**INFORMATION GIVEN:**
Begin
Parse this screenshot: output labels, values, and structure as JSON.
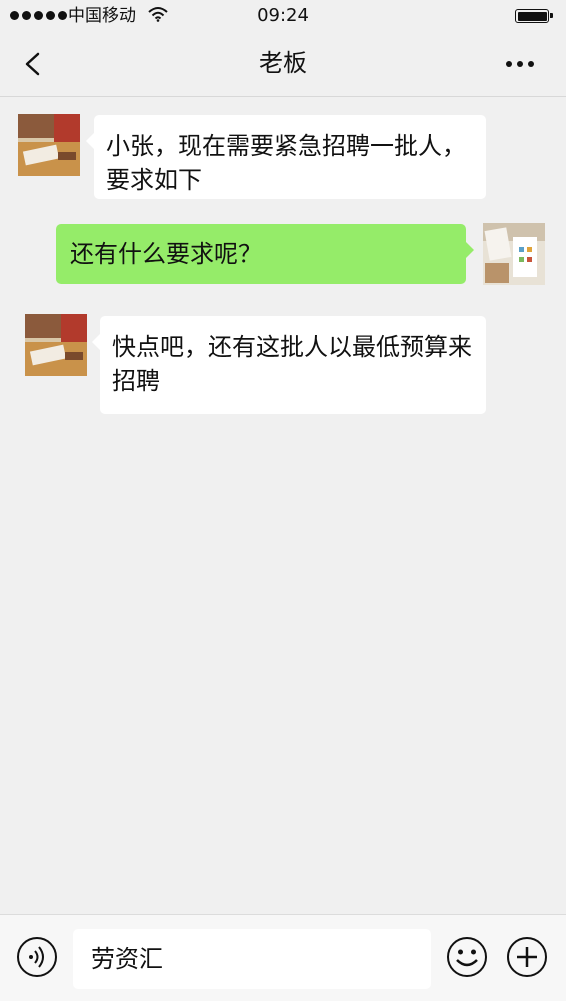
{
  "status_bar": {
    "carrier": "中国移动",
    "time": "09:24"
  },
  "nav": {
    "title": "老板"
  },
  "messages": [
    {
      "from": "boss",
      "text": "小张，现在需要紧急招聘一批人，要求如下"
    },
    {
      "from": "me",
      "text": "还有什么要求呢？"
    },
    {
      "from": "boss",
      "text": "快点吧，还有这批人以最低预算来招聘"
    }
  ],
  "input": {
    "value": "劳资汇"
  },
  "colors": {
    "background": "#f0f0f0",
    "bubble_incoming": "#ffffff",
    "bubble_outgoing": "#95ec69"
  },
  "icons": {
    "back": "chevron-left-icon",
    "more": "more-dots-icon",
    "voice": "voice-icon",
    "emoji": "emoji-icon",
    "add": "plus-icon"
  }
}
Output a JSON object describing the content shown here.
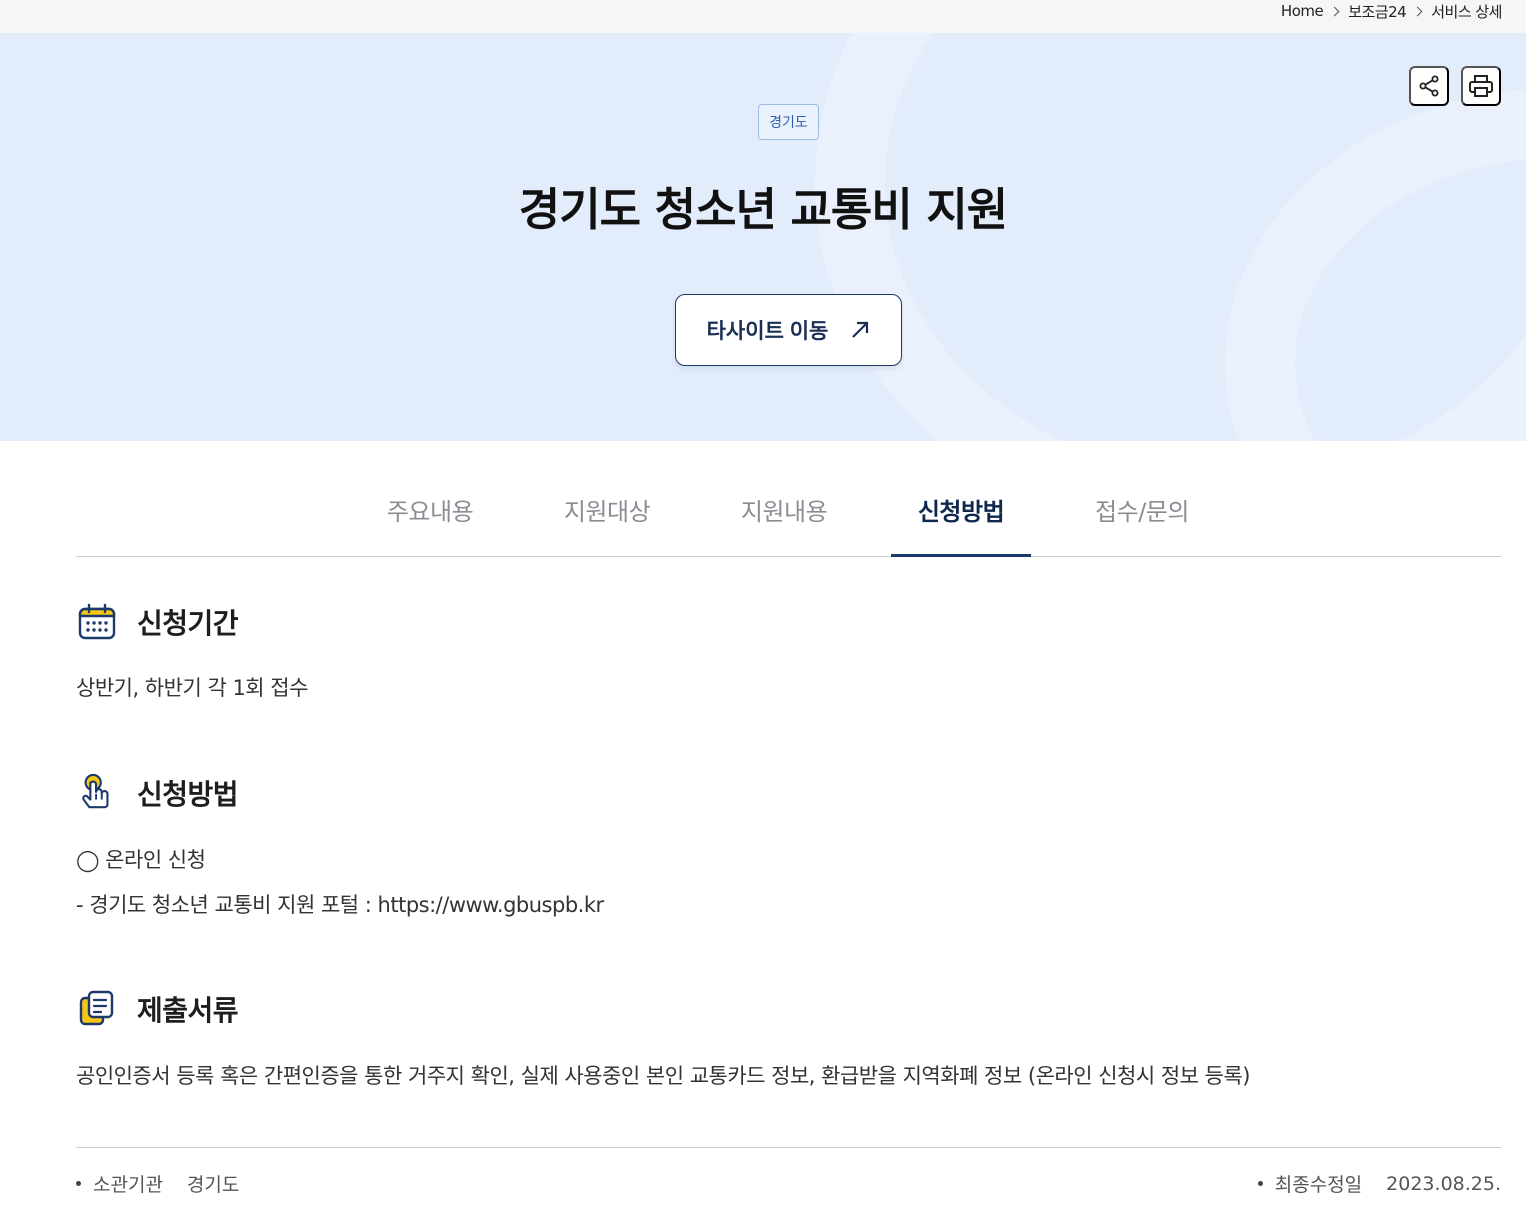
End
Reproduce all entries exactly. Pictures do not belong in the copy.

**SOLVED PROBLEM:**
Parse this screenshot: output labels, values, and structure as JSON.
{
  "status_bar": {
    "carrier": "中国移动",
    "time": "09:24"
  },
  "nav": {
    "title": "老板"
  },
  "messages": [
    {
      "from": "boss",
      "text": "小张，现在需要紧急招聘一批人，要求如下"
    },
    {
      "from": "me",
      "text": "还有什么要求呢？"
    },
    {
      "from": "boss",
      "text": "快点吧，还有这批人以最低预算来招聘"
    }
  ],
  "input": {
    "value": "劳资汇"
  },
  "colors": {
    "background": "#f0f0f0",
    "bubble_incoming": "#ffffff",
    "bubble_outgoing": "#95ec69"
  },
  "icons": {
    "back": "chevron-left-icon",
    "more": "more-dots-icon",
    "voice": "voice-icon",
    "emoji": "emoji-icon",
    "add": "plus-icon"
  }
}
Output a JSON object describing the content shown here.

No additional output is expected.